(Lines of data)
• • • • •

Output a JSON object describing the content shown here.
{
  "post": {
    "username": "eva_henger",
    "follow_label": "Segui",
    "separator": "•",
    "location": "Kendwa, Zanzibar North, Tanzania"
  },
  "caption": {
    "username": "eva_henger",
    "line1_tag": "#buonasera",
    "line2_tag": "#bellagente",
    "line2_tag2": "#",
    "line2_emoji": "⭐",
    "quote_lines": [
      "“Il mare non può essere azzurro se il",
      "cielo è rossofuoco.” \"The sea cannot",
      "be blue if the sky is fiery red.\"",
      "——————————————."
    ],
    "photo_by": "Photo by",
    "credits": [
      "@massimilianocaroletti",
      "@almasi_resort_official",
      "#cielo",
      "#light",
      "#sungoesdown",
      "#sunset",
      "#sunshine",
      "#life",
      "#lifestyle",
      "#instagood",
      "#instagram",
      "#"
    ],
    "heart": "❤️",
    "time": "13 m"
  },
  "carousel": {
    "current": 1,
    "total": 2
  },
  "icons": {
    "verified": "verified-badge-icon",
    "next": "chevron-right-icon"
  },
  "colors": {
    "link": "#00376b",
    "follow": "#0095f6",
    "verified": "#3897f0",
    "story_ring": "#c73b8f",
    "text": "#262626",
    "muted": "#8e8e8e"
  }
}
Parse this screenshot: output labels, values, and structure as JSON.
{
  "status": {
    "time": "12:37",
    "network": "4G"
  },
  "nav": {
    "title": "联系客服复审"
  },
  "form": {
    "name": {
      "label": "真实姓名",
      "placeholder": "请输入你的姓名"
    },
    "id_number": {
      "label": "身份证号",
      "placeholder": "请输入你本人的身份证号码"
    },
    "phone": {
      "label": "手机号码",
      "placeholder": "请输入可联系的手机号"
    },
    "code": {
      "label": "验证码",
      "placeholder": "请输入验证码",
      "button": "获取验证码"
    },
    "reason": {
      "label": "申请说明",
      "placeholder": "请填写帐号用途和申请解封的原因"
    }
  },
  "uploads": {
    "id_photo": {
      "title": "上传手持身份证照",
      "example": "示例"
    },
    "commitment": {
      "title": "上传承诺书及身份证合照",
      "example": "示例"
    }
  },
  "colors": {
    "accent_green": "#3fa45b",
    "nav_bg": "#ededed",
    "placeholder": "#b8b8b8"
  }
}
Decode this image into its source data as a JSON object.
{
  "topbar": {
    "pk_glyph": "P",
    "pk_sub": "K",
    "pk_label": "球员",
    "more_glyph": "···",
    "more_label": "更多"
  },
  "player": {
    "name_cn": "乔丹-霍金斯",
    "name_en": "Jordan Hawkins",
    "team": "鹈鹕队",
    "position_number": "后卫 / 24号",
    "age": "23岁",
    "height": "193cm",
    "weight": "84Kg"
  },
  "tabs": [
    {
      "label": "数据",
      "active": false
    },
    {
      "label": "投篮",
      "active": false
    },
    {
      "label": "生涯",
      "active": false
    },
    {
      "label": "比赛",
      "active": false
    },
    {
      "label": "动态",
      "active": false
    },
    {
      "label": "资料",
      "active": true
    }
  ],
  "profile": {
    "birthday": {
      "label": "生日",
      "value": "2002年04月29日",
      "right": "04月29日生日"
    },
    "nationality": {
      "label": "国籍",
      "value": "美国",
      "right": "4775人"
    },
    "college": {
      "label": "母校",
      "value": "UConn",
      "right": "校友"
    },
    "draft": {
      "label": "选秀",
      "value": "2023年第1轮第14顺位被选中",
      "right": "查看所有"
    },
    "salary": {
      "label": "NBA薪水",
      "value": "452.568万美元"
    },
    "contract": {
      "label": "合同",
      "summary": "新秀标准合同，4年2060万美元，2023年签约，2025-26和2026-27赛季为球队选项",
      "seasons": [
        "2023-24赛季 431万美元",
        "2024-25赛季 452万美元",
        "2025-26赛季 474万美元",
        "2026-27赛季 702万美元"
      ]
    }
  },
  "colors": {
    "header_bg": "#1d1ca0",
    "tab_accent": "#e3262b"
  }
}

• • • • •

> _Objective_
Emit the records above again, exactly, with no line skipped.

> _Output of the task_
Output a JSON object describing the content shown here.
{
  "post": {
    "username": "eva_henger",
    "follow_label": "Segui",
    "separator": "•",
    "location": "Kendwa, Zanzibar North, Tanzania"
  },
  "caption": {
    "username": "eva_henger",
    "line1_tag": "#buonasera",
    "line2_tag": "#bellagente",
    "line2_tag2": "#",
    "line2_emoji": "⭐",
    "quote_lines": [
      "“Il mare non può essere azzurro se il",
      "cielo è rossofuoco.” \"The sea cannot",
      "be blue if the sky is fiery red.\"",
      "——————————————."
    ],
    "photo_by": "Photo by",
    "credits": [
      "@massimilianocaroletti",
      "@almasi_resort_official",
      "#cielo",
      "#light",
      "#sungoesdown",
      "#sunset",
      "#sunshine",
      "#life",
      "#lifestyle",
      "#instagood",
      "#instagram",
      "#"
    ],
    "heart": "❤️",
    "time": "13 m"
  },
  "carousel": {
    "current": 1,
    "total": 2
  },
  "icons": {
    "verified": "verified-badge-icon",
    "next": "chevron-right-icon"
  },
  "colors": {
    "link": "#00376b",
    "follow": "#0095f6",
    "verified": "#3897f0",
    "story_ring": "#c73b8f",
    "text": "#262626",
    "muted": "#8e8e8e"
  }
}
Parse this screenshot: output labels, values, and structure as JSON.
{
  "status": {
    "time": "12:37",
    "network": "4G"
  },
  "nav": {
    "title": "联系客服复审"
  },
  "form": {
    "name": {
      "label": "真实姓名",
      "placeholder": "请输入你的姓名"
    },
    "id_number": {
      "label": "身份证号",
      "placeholder": "请输入你本人的身份证号码"
    },
    "phone": {
      "label": "手机号码",
      "placeholder": "请输入可联系的手机号"
    },
    "code": {
      "label": "验证码",
      "placeholder": "请输入验证码",
      "button": "获取验证码"
    },
    "reason": {
      "label": "申请说明",
      "placeholder": "请填写帐号用途和申请解封的原因"
    }
  },
  "uploads": {
    "id_photo": {
      "title": "上传手持身份证照",
      "example": "示例"
    },
    "commitment": {
      "title": "上传承诺书及身份证合照",
      "example": "示例"
    }
  },
  "colors": {
    "accent_green": "#3fa45b",
    "nav_bg": "#ededed",
    "placeholder": "#b8b8b8"
  }
}
Decode this image into its source data as a JSON object.
{
  "topbar": {
    "pk_glyph": "P",
    "pk_sub": "K",
    "pk_label": "球员",
    "more_glyph": "···",
    "more_label": "更多"
  },
  "player": {
    "name_cn": "乔丹-霍金斯",
    "name_en": "Jordan Hawkins",
    "team": "鹈鹕队",
    "position_number": "后卫 / 24号",
    "age": "23岁",
    "height": "193cm",
    "weight": "84Kg"
  },
  "tabs": [
    {
      "label": "数据",
      "active": false
    },
    {
      "label": "投篮",
      "active": false
    },
    {
      "label": "生涯",
      "active": false
    },
    {
      "label": "比赛",
      "active": false
    },
    {
      "label": "动态",
      "active": false
    },
    {
      "label": "资料",
      "active": true
    }
  ],
  "profile": {
    "birthday": {
      "label": "生日",
      "value": "2002年04月29日",
      "right": "04月29日生日"
    },
    "nationality": {
      "label": "国籍",
      "value": "美国",
      "right": "4775人"
    },
    "college": {
      "label": "母校",
      "value": "UConn",
      "right": "校友"
    },
    "draft": {
      "label": "选秀",
      "value": "2023年第1轮第14顺位被选中",
      "right": "查看所有"
    },
    "salary": {
      "label": "NBA薪水",
      "value": "452.568万美元"
    },
    "contract": {
      "label": "合同",
      "summary": "新秀标准合同，4年2060万美元，2023年签约，2025-26和2026-27赛季为球队选项",
      "seasons": [
        "2023-24赛季 431万美元",
        "2024-25赛季 452万美元",
        "2025-26赛季 474万美元",
        "2026-27赛季 702万美元"
      ]
    }
  },
  "colors": {
    "header_bg": "#1d1ca0",
    "tab_accent": "#e3262b"
  }
}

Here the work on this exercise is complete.